§ AIM: Quote the entries that follow exactly, leaving none out.

§ DATA ROWS:
============================================================

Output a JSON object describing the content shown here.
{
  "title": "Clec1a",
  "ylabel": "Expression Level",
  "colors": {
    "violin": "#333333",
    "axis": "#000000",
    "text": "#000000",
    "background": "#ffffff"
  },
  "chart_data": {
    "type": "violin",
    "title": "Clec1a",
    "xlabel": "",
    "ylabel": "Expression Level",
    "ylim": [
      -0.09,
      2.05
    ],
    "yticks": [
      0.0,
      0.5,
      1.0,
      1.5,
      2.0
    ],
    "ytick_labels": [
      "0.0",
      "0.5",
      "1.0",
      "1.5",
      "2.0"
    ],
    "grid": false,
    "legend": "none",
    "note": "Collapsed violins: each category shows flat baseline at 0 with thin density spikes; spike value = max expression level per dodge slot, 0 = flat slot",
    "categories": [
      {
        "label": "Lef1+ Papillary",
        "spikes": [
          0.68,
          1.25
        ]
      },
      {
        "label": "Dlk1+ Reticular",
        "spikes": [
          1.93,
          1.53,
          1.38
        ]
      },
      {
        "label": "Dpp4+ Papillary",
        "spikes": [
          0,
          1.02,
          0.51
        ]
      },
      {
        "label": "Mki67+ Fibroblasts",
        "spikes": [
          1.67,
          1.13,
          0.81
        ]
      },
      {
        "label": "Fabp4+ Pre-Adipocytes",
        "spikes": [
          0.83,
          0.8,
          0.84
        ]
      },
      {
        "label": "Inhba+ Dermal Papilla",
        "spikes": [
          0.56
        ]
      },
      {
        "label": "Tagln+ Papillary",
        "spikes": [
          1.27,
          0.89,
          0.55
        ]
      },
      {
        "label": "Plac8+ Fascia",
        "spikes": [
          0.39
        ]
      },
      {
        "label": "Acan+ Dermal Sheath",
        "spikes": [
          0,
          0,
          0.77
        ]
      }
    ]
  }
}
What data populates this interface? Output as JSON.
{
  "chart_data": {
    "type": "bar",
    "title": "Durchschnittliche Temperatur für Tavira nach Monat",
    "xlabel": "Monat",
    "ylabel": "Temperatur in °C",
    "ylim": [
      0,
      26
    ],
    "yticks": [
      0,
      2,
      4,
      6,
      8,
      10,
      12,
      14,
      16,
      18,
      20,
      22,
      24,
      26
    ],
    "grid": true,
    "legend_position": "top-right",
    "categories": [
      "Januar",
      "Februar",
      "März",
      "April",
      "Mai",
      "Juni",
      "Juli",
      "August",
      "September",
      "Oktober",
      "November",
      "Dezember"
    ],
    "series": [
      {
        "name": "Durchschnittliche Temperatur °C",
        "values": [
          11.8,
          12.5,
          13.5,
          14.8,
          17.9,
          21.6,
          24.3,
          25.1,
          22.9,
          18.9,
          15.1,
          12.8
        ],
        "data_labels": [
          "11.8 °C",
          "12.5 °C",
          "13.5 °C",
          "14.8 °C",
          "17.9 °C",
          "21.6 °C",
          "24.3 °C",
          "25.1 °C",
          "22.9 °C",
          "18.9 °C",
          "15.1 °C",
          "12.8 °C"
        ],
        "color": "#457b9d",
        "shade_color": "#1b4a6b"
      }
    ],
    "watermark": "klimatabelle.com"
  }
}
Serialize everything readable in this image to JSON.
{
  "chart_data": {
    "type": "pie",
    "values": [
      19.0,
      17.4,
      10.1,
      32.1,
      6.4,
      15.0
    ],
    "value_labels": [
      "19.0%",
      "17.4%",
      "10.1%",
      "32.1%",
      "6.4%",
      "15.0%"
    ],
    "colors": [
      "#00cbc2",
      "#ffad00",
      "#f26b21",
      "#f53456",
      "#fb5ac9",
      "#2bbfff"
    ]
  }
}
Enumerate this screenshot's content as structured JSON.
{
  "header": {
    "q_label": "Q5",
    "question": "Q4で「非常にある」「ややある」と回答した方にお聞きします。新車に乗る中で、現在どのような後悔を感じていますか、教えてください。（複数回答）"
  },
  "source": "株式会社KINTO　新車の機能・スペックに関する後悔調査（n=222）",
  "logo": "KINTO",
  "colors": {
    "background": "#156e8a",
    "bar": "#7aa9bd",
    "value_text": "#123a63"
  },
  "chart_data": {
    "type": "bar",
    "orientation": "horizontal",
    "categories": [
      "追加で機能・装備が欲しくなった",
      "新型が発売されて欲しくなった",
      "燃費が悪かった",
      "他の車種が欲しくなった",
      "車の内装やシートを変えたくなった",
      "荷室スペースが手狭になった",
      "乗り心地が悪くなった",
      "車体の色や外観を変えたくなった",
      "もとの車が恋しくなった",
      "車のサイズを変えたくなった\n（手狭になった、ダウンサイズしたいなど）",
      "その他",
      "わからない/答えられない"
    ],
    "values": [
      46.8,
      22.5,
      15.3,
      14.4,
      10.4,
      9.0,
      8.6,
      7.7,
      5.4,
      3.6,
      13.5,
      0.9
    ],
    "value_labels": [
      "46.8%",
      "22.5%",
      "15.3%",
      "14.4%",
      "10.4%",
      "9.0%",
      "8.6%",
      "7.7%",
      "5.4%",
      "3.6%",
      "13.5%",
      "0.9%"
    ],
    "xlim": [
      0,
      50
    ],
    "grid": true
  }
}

============================================================

§ COMPLETE RESPONSE:
Output a JSON object describing the content shown here.
{
  "title": "Clec1a",
  "ylabel": "Expression Level",
  "colors": {
    "violin": "#333333",
    "axis": "#000000",
    "text": "#000000",
    "background": "#ffffff"
  },
  "chart_data": {
    "type": "violin",
    "title": "Clec1a",
    "xlabel": "",
    "ylabel": "Expression Level",
    "ylim": [
      -0.09,
      2.05
    ],
    "yticks": [
      0.0,
      0.5,
      1.0,
      1.5,
      2.0
    ],
    "ytick_labels": [
      "0.0",
      "0.5",
      "1.0",
      "1.5",
      "2.0"
    ],
    "grid": false,
    "legend": "none",
    "note": "Collapsed violins: each category shows flat baseline at 0 with thin density spikes; spike value = max expression level per dodge slot, 0 = flat slot",
    "categories": [
      {
        "label": "Lef1+ Papillary",
        "spikes": [
          0.68,
          1.25
        ]
      },
      {
        "label": "Dlk1+ Reticular",
        "spikes": [
          1.93,
          1.53,
          1.38
        ]
      },
      {
        "label": "Dpp4+ Papillary",
        "spikes": [
          0,
          1.02,
          0.51
        ]
      },
      {
        "label": "Mki67+ Fibroblasts",
        "spikes": [
          1.67,
          1.13,
          0.81
        ]
      },
      {
        "label": "Fabp4+ Pre-Adipocytes",
        "spikes": [
          0.83,
          0.8,
          0.84
        ]
      },
      {
        "label": "Inhba+ Dermal Papilla",
        "spikes": [
          0.56
        ]
      },
      {
        "label": "Tagln+ Papillary",
        "spikes": [
          1.27,
          0.89,
          0.55
        ]
      },
      {
        "label": "Plac8+ Fascia",
        "spikes": [
          0.39
        ]
      },
      {
        "label": "Acan+ Dermal Sheath",
        "spikes": [
          0,
          0,
          0.77
        ]
      }
    ]
  }
}
What data populates this interface? Output as JSON.
{
  "chart_data": {
    "type": "bar",
    "title": "Durchschnittliche Temperatur für Tavira nach Monat",
    "xlabel": "Monat",
    "ylabel": "Temperatur in °C",
    "ylim": [
      0,
      26
    ],
    "yticks": [
      0,
      2,
      4,
      6,
      8,
      10,
      12,
      14,
      16,
      18,
      20,
      22,
      24,
      26
    ],
    "grid": true,
    "legend_position": "top-right",
    "categories": [
      "Januar",
      "Februar",
      "März",
      "April",
      "Mai",
      "Juni",
      "Juli",
      "August",
      "September",
      "Oktober",
      "November",
      "Dezember"
    ],
    "series": [
      {
        "name": "Durchschnittliche Temperatur °C",
        "values": [
          11.8,
          12.5,
          13.5,
          14.8,
          17.9,
          21.6,
          24.3,
          25.1,
          22.9,
          18.9,
          15.1,
          12.8
        ],
        "data_labels": [
          "11.8 °C",
          "12.5 °C",
          "13.5 °C",
          "14.8 °C",
          "17.9 °C",
          "21.6 °C",
          "24.3 °C",
          "25.1 °C",
          "22.9 °C",
          "18.9 °C",
          "15.1 °C",
          "12.8 °C"
        ],
        "color": "#457b9d",
        "shade_color": "#1b4a6b"
      }
    ],
    "watermark": "klimatabelle.com"
  }
}
Serialize everything readable in this image to JSON.
{
  "chart_data": {
    "type": "pie",
    "values": [
      19.0,
      17.4,
      10.1,
      32.1,
      6.4,
      15.0
    ],
    "value_labels": [
      "19.0%",
      "17.4%",
      "10.1%",
      "32.1%",
      "6.4%",
      "15.0%"
    ],
    "colors": [
      "#00cbc2",
      "#ffad00",
      "#f26b21",
      "#f53456",
      "#fb5ac9",
      "#2bbfff"
    ]
  }
}
Enumerate this screenshot's content as structured JSON.
{
  "header": {
    "q_label": "Q5",
    "question": "Q4で「非常にある」「ややある」と回答した方にお聞きします。新車に乗る中で、現在どのような後悔を感じていますか、教えてください。（複数回答）"
  },
  "source": "株式会社KINTO　新車の機能・スペックに関する後悔調査（n=222）",
  "logo": "KINTO",
  "colors": {
    "background": "#156e8a",
    "bar": "#7aa9bd",
    "value_text": "#123a63"
  },
  "chart_data": {
    "type": "bar",
    "orientation": "horizontal",
    "categories": [
      "追加で機能・装備が欲しくなった",
      "新型が発売されて欲しくなった",
      "燃費が悪かった",
      "他の車種が欲しくなった",
      "車の内装やシートを変えたくなった",
      "荷室スペースが手狭になった",
      "乗り心地が悪くなった",
      "車体の色や外観を変えたくなった",
      "もとの車が恋しくなった",
      "車のサイズを変えたくなった\n（手狭になった、ダウンサイズしたいなど）",
      "その他",
      "わからない/答えられない"
    ],
    "values": [
      46.8,
      22.5,
      15.3,
      14.4,
      10.4,
      9.0,
      8.6,
      7.7,
      5.4,
      3.6,
      13.5,
      0.9
    ],
    "value_labels": [
      "46.8%",
      "22.5%",
      "15.3%",
      "14.4%",
      "10.4%",
      "9.0%",
      "8.6%",
      "7.7%",
      "5.4%",
      "3.6%",
      "13.5%",
      "0.9%"
    ],
    "xlim": [
      0,
      50
    ],
    "grid": true
  }
}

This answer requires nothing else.